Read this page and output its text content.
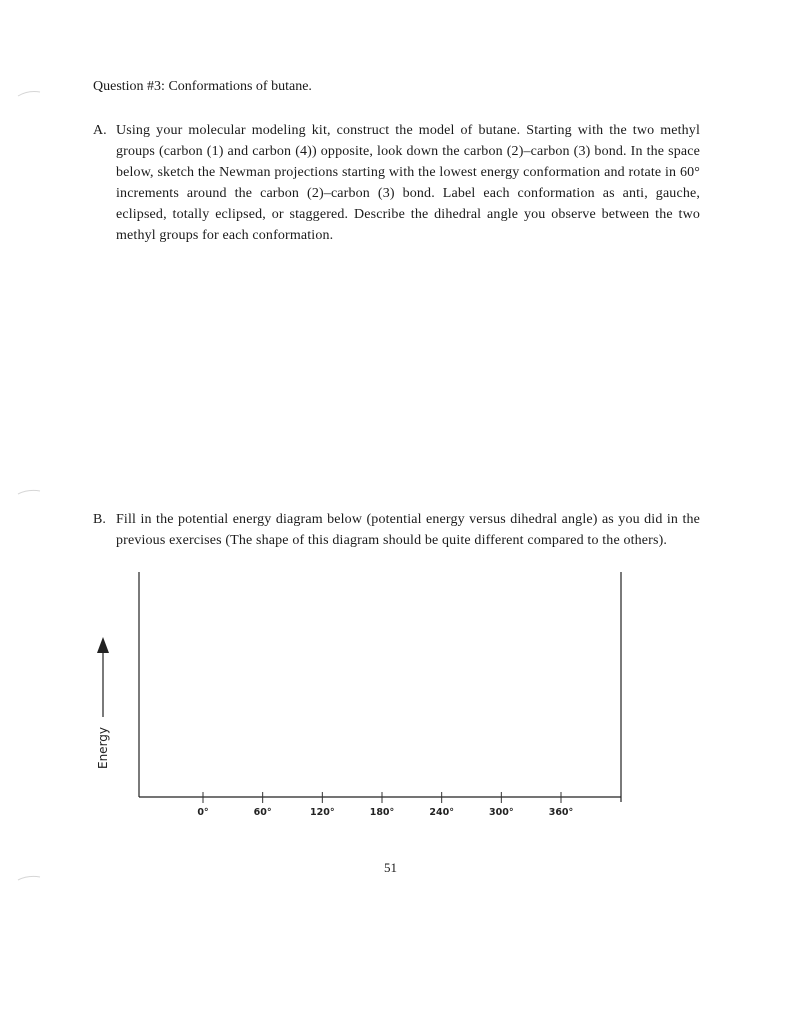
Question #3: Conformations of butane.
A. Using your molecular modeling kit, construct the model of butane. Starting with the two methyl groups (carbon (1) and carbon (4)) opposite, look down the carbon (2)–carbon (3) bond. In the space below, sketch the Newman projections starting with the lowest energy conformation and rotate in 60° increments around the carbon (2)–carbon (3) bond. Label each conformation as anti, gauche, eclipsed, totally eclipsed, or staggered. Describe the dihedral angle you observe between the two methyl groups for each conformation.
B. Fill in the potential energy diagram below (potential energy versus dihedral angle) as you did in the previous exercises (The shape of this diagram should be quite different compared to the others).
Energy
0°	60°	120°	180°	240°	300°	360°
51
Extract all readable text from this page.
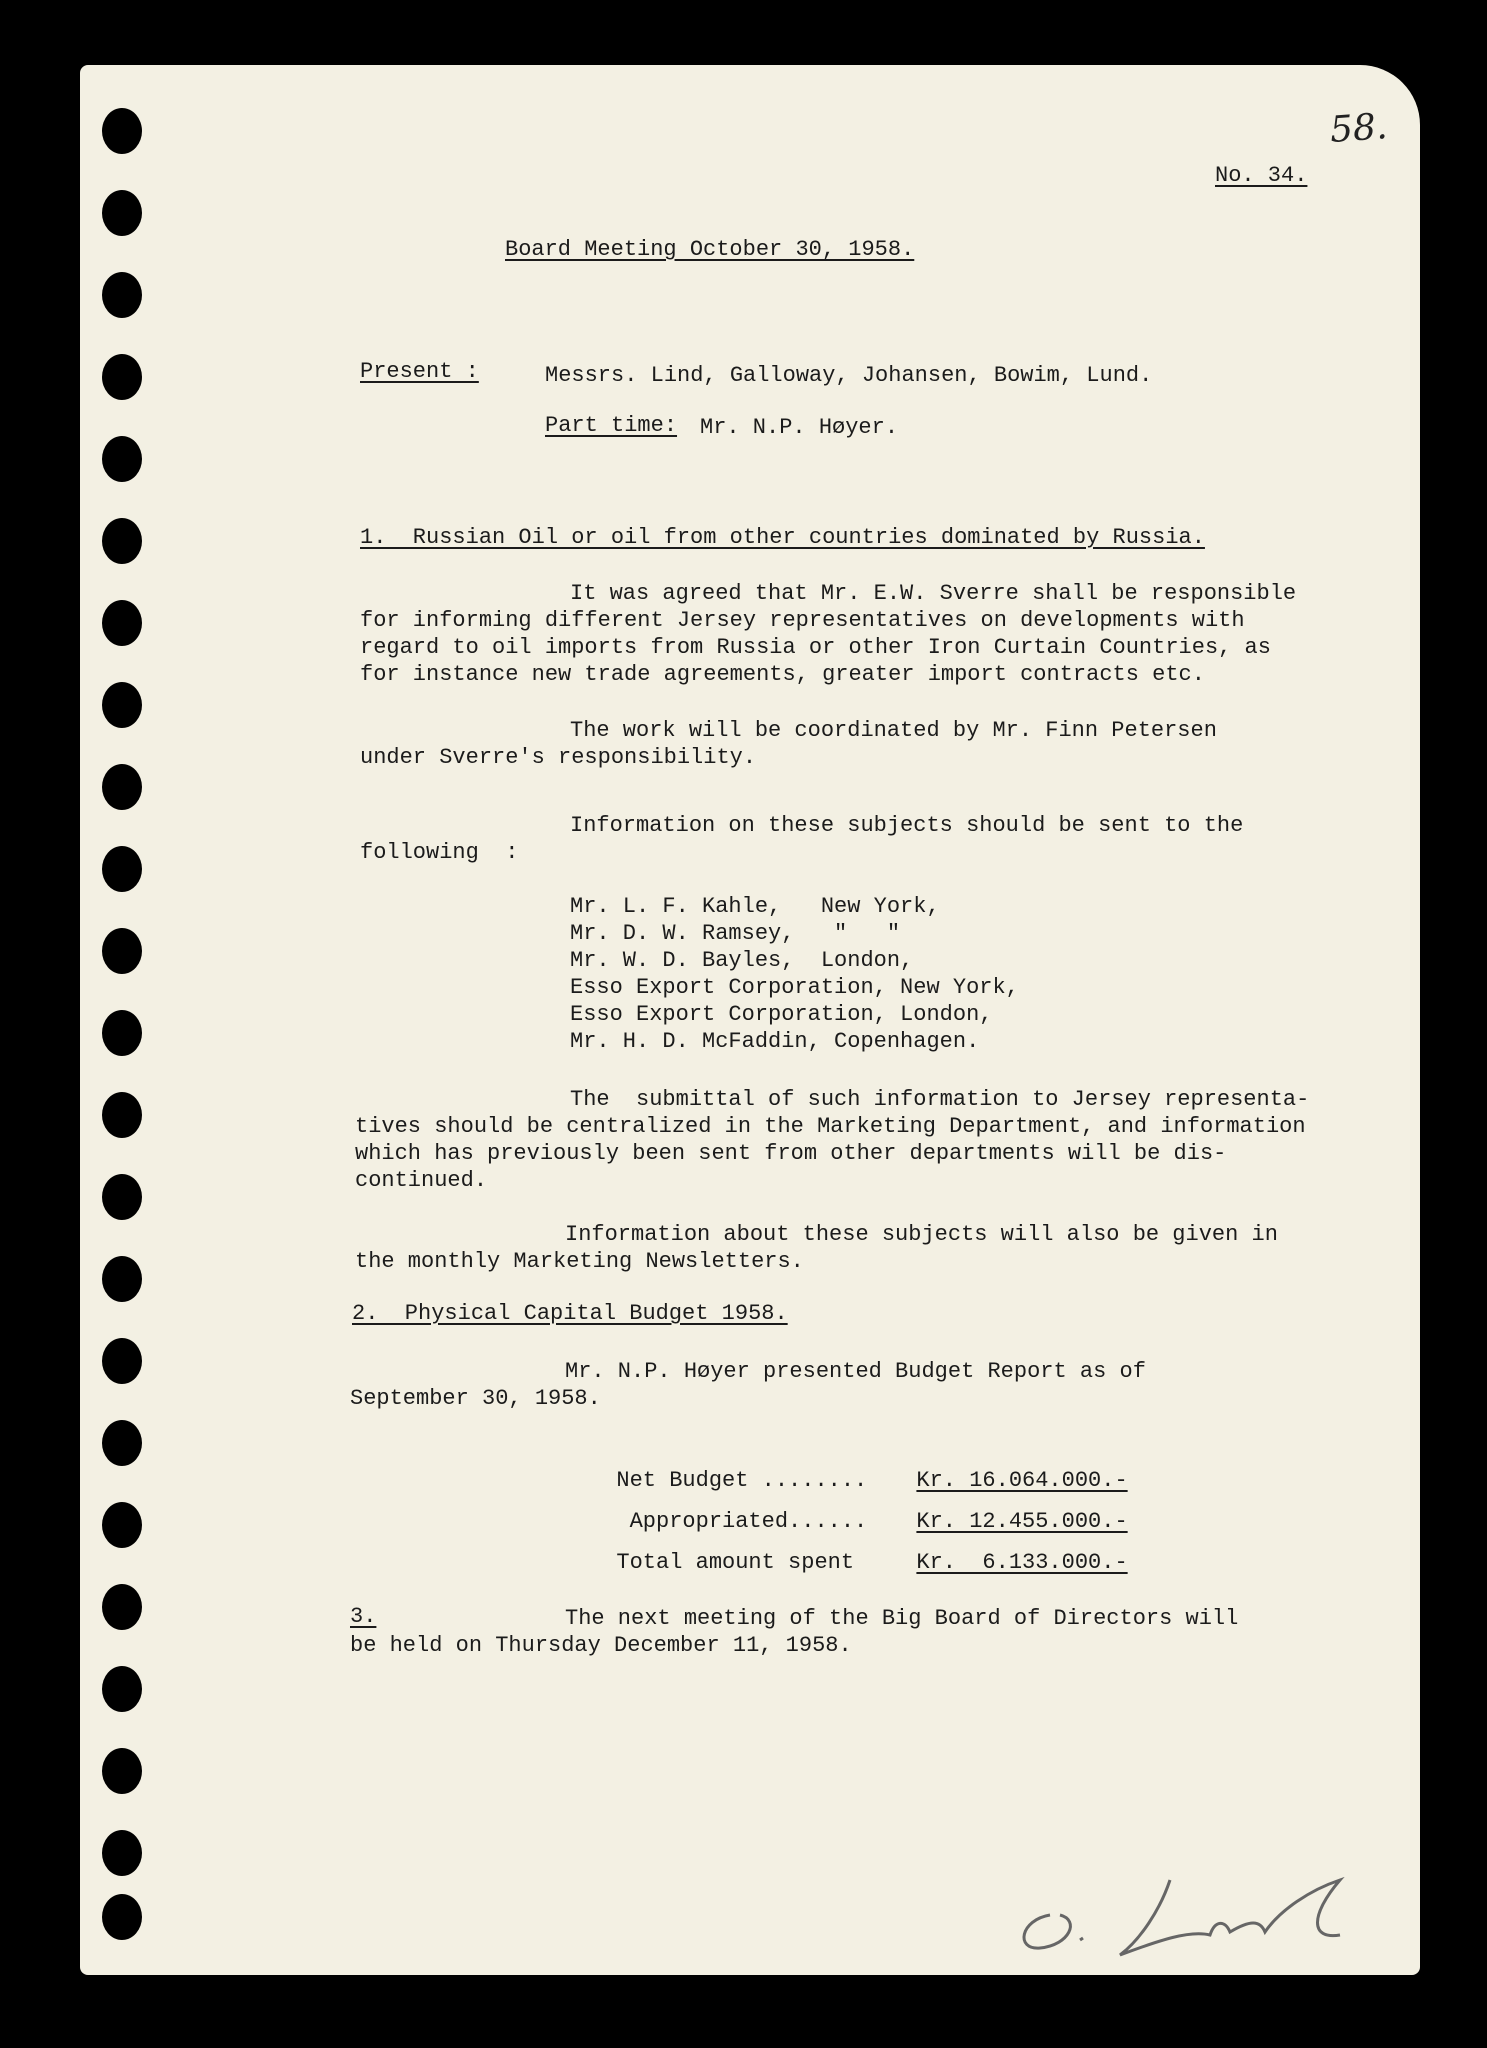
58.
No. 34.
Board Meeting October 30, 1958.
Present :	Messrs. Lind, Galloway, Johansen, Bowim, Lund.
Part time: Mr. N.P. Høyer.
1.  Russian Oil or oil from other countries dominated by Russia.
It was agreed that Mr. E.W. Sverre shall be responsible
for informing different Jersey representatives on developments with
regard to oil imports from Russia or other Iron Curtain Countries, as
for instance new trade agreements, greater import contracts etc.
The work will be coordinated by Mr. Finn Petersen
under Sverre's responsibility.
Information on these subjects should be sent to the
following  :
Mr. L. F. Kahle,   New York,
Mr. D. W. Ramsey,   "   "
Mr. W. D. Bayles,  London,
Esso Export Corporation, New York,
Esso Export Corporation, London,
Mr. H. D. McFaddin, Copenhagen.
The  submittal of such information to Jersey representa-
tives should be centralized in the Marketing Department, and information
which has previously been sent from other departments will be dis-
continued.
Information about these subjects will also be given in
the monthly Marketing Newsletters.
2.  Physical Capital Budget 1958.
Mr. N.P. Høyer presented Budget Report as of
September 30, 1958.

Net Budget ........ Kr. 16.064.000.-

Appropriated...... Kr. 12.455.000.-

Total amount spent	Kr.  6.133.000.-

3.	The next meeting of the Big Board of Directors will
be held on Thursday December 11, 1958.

* _EXERCISE_
Read the lines above. Gather those in which the string "will" is found.

* _RESPONSE TO THIS EXERCISE_
The work will be coordinated by Mr. Finn Petersen
which has previously been sent from other departments will be dis-
Information about these subjects will also be given in
3.	The next meeting of the Big Board of Directors will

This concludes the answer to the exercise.